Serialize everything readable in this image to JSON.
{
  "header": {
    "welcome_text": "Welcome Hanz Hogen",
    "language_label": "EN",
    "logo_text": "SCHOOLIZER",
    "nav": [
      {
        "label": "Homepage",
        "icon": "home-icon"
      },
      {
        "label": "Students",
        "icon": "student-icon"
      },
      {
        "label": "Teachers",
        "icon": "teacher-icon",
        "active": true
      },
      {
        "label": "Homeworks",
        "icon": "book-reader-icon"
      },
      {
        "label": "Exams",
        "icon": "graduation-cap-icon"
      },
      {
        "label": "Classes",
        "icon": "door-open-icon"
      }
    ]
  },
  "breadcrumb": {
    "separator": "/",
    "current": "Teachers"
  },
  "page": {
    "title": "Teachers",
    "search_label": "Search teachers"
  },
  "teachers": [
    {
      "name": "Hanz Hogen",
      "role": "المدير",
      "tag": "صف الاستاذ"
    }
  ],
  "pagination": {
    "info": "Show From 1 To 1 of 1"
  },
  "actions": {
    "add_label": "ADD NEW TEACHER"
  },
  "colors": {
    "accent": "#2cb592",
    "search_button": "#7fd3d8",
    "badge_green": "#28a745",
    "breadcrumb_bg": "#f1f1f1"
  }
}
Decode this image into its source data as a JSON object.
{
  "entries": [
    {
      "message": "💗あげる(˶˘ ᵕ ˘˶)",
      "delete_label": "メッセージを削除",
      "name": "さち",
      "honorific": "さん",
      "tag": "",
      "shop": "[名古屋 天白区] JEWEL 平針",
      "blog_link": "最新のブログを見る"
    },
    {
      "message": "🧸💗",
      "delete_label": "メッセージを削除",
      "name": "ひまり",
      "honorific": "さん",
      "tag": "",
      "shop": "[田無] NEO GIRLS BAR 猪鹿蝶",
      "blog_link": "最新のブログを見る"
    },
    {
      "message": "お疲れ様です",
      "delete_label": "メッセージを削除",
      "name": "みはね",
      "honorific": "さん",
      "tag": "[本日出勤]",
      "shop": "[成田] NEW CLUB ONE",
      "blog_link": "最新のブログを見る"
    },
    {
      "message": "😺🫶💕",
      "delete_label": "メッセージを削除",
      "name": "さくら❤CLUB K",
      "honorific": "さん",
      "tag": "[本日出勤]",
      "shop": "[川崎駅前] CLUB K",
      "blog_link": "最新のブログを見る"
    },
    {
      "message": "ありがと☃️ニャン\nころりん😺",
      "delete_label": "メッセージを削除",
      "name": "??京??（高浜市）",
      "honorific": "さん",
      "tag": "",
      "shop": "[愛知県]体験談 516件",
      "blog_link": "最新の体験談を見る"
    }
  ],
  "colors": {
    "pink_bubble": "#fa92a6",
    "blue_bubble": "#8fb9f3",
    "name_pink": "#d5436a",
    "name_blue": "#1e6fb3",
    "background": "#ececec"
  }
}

++++++++++

▶ _Exercise goal_
Copy out each line in the listing that has the word "message".

▶ _Task answer_
      "message": "💗あげる(˶˘ ᵕ ˘˶)",
      "message": "🧸💗",
      "message": "お疲れ様です",
      "message": "😺🫶💕",
      "message": "ありがと☃️ニャン\nころりん😺",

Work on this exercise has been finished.